------ RECORDS FOR THE EXERCISE

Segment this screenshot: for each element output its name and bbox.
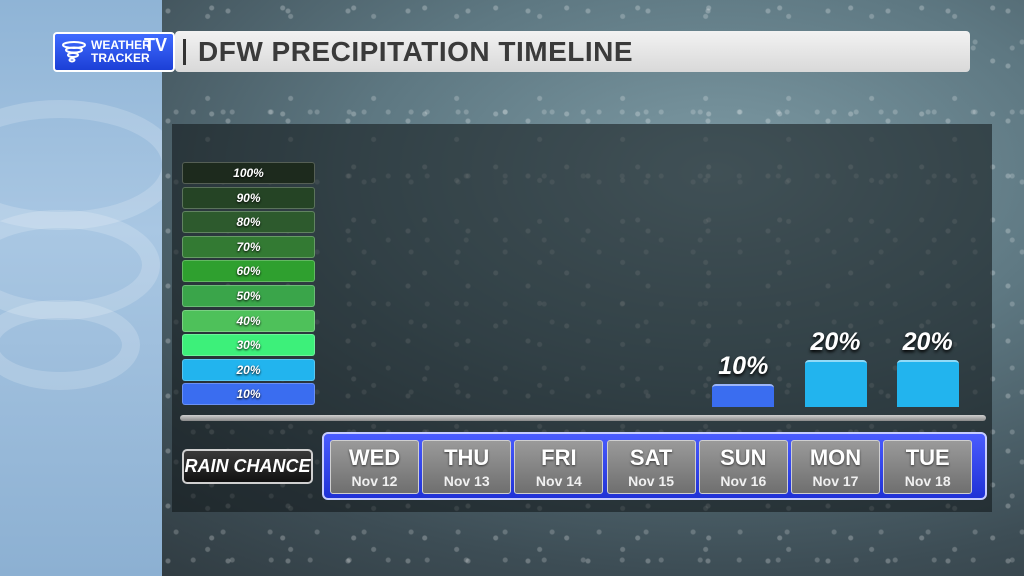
day-date: Nov 17 <box>812 473 859 489</box>
legend-item: 40% <box>182 309 315 332</box>
day-of-week: TUE <box>905 445 950 470</box>
left-decor-panel <box>0 0 162 576</box>
chart-baseline <box>180 415 986 421</box>
day-cell-sat: SAT Nov 15 <box>606 440 696 494</box>
page-title: DFW PRECIPITATION TIMELINE <box>198 35 634 67</box>
legend-item: 30% <box>182 334 315 357</box>
day-of-week: MON <box>809 445 862 470</box>
days-frame: WED Nov 12 THU Nov 13 FRI Nov 14 SAT Nov 15 SUN N… <box>322 432 987 500</box>
bar-sun <box>712 383 775 407</box>
legend-item: 80% <box>182 211 315 234</box>
logo-tv: TV <box>143 35 167 55</box>
day-date: Nov 12 <box>351 473 398 489</box>
day-cell-mon: MON Nov 17 <box>791 440 880 494</box>
bar-tue <box>896 360 959 407</box>
bar-label-sun: 10% <box>718 351 769 380</box>
day-cell-sun: SUN Nov 16 <box>698 440 788 494</box>
bar-label-tue: 20% <box>902 328 953 356</box>
legend-item: 90% <box>182 186 315 209</box>
header-bar: DFW PRECIPITATION TIMELINE <box>175 31 970 72</box>
day-of-week: SAT <box>629 445 673 470</box>
legend-item: 20% <box>182 358 315 381</box>
logo-text: WEATHER TRACKER <box>91 39 151 65</box>
day-of-week: SUN <box>720 445 767 470</box>
day-date: Nov 16 <box>720 473 767 489</box>
header-separator <box>183 38 186 65</box>
legend-item: 60% <box>182 260 315 283</box>
legend-item: 70% <box>182 235 315 258</box>
day-cell-fri: FRI Nov 14 <box>514 440 604 494</box>
day-of-week: FRI <box>541 445 577 470</box>
day-of-week: THU <box>444 445 490 470</box>
logo-line-1: WEATHER <box>91 38 151 52</box>
tornado-icon <box>62 41 86 63</box>
weather-tracker-logo: WEATHER TRACKER TV <box>53 32 175 72</box>
swirl-decor <box>0 300 140 390</box>
day-date: Nov 13 <box>443 473 490 489</box>
legend-item: 10% <box>182 383 315 406</box>
legend-item: 100% <box>182 162 315 184</box>
day-of-week: WED <box>348 445 401 470</box>
day-cell-tue: TUE Nov 18 <box>883 440 973 494</box>
day-date: Nov 18 <box>904 473 951 489</box>
day-date: Nov 15 <box>628 473 675 489</box>
bar-label-mon: 20% <box>810 328 861 356</box>
bar-mon <box>804 360 867 407</box>
day-cell-wed: WED Nov 12 <box>330 440 419 494</box>
legend-item: 50% <box>182 284 315 307</box>
legend: 100% 90% 80% 70% 60% 50% 40% 30% 20% 10% <box>182 162 315 408</box>
rain-chance-label: RAIN CHANCE <box>182 449 313 484</box>
logo-line-2: TRACKER <box>91 51 150 65</box>
day-cell-thu: THU Nov 13 <box>422 440 512 494</box>
day-date: Nov 14 <box>535 473 582 489</box>
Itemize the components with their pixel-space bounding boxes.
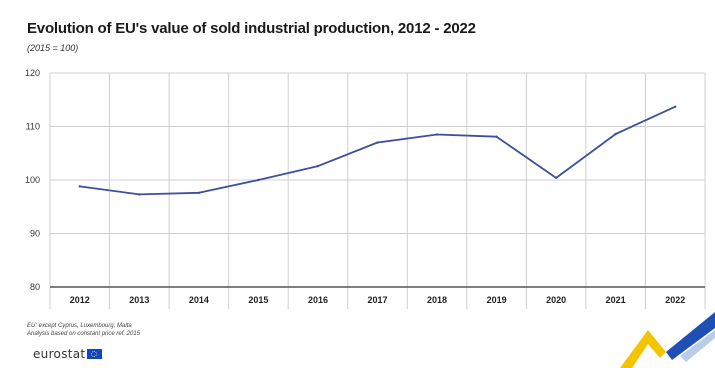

------------

=== WHAT TO DO ===
Reproduce all of the entries with every "day-date" switched to "date-label" and everything else left unchanged, omitting the pictures.

=== EXERCISE OUTPUT ===
Segment this screenshot: for each element output its name and bbox.
date-label: Nov 17 <box>812 473 859 489</box>
legend-item: 40% <box>182 309 315 332</box>
day-of-week: TUE <box>905 445 950 470</box>
left-decor-panel <box>0 0 162 576</box>
chart-baseline <box>180 415 986 421</box>
day-cell-sat: SAT Nov 15 <box>606 440 696 494</box>
page-title: DFW PRECIPITATION TIMELINE <box>198 35 634 67</box>
legend-item: 30% <box>182 334 315 357</box>
day-of-week: MON <box>809 445 862 470</box>
days-frame: WED Nov 12 THU Nov 13 FRI Nov 14 SAT Nov 15 SUN N… <box>322 432 987 500</box>
bar-sun <box>712 383 775 407</box>
legend-item: 80% <box>182 211 315 234</box>
logo-tv: TV <box>143 35 167 55</box>
date-label: Nov 12 <box>351 473 398 489</box>
day-cell-mon: MON Nov 17 <box>791 440 880 494</box>
bar-tue <box>896 360 959 407</box>
bar-label-sun: 10% <box>718 351 769 380</box>
day-cell-sun: SUN Nov 16 <box>698 440 788 494</box>
bar-label-tue: 20% <box>902 328 953 356</box>
legend-item: 90% <box>182 186 315 209</box>
header-bar: DFW PRECIPITATION TIMELINE <box>175 31 970 72</box>
day-of-week: SAT <box>629 445 673 470</box>
legend-item: 20% <box>182 358 315 381</box>
logo-text: WEATHER TRACKER <box>91 39 151 65</box>
day-of-week: SUN <box>720 445 767 470</box>
date-label: Nov 16 <box>720 473 767 489</box>
header-separator <box>183 38 186 65</box>
legend-item: 60% <box>182 260 315 283</box>
legend-item: 70% <box>182 235 315 258</box>
day-cell-fri: FRI Nov 14 <box>514 440 604 494</box>
day-of-week: FRI <box>541 445 577 470</box>
day-of-week: THU <box>444 445 490 470</box>
logo-line-1: WEATHER <box>91 38 151 52</box>
tornado-icon <box>62 41 86 63</box>
weather-tracker-logo: WEATHER TRACKER TV <box>53 32 175 72</box>
swirl-decor <box>0 300 140 390</box>
date-label: Nov 13 <box>443 473 490 489</box>
legend-item: 10% <box>182 383 315 406</box>
legend-item: 100% <box>182 162 315 184</box>
day-of-week: WED <box>348 445 401 470</box>
day-cell-tue: TUE Nov 18 <box>883 440 973 494</box>
date-label: Nov 18 <box>904 473 951 489</box>
date-label: Nov 15 <box>628 473 675 489</box>
bar-label-mon: 20% <box>810 328 861 356</box>
bar-mon <box>804 360 867 407</box>
day-cell-wed: WED Nov 12 <box>330 440 419 494</box>
legend-item: 50% <box>182 284 315 307</box>
legend: 100% 90% 80% 70% 60% 50% 40% 30% 20% 10% <box>182 162 315 408</box>
rain-chance-label: RAIN CHANCE <box>182 449 313 484</box>
logo-line-2: TRACKER <box>91 51 150 65</box>
day-cell-thu: THU Nov 13 <box>422 440 512 494</box>
date-label: Nov 14 <box>535 473 582 489</box>
Itemize the components with their pixel-space bounding boxes.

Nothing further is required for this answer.